_Dataset content_
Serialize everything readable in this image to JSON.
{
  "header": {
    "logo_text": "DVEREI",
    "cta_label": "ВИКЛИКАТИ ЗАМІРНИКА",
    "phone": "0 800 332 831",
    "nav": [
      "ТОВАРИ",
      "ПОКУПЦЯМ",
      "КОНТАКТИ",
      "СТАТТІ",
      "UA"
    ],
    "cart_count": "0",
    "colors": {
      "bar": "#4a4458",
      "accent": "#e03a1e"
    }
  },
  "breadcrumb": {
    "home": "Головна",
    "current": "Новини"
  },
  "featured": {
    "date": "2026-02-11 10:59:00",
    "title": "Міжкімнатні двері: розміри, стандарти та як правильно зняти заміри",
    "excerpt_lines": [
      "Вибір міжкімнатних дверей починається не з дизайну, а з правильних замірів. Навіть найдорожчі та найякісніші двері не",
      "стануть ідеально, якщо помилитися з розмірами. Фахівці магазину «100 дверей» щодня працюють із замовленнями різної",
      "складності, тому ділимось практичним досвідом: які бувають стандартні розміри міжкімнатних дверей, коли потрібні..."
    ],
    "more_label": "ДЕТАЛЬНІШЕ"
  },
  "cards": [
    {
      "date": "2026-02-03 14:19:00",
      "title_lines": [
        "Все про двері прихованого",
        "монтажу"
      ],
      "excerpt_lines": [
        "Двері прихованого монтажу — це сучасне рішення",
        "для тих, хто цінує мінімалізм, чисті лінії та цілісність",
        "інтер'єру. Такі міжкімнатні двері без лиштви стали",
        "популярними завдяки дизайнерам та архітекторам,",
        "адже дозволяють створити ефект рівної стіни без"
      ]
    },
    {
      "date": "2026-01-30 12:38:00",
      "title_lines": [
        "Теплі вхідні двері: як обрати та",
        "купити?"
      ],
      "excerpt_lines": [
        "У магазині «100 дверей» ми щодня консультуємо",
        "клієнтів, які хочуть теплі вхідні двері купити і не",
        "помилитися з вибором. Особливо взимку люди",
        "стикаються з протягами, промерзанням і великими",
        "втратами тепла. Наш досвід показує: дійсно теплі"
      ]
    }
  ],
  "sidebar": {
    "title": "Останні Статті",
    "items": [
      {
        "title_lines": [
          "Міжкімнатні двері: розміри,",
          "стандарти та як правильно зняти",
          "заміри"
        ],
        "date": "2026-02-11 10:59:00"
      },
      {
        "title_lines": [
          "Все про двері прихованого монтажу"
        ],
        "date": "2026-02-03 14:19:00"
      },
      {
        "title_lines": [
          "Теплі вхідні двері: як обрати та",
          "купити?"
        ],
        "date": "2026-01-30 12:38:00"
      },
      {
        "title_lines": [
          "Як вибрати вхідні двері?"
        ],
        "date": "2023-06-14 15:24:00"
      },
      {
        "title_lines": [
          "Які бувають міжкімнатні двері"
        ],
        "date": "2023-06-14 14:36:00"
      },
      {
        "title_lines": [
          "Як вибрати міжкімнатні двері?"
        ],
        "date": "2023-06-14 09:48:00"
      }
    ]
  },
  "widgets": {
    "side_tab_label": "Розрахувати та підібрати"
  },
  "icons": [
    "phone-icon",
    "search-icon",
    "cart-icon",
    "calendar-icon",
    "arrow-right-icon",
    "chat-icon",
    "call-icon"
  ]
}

_Task to carry out_
Consider the entries above and return each line with the string "обрати".

_Problem solution_
        "Теплі вхідні двері: як обрати та",
          "Теплі вхідні двері: як обрати та",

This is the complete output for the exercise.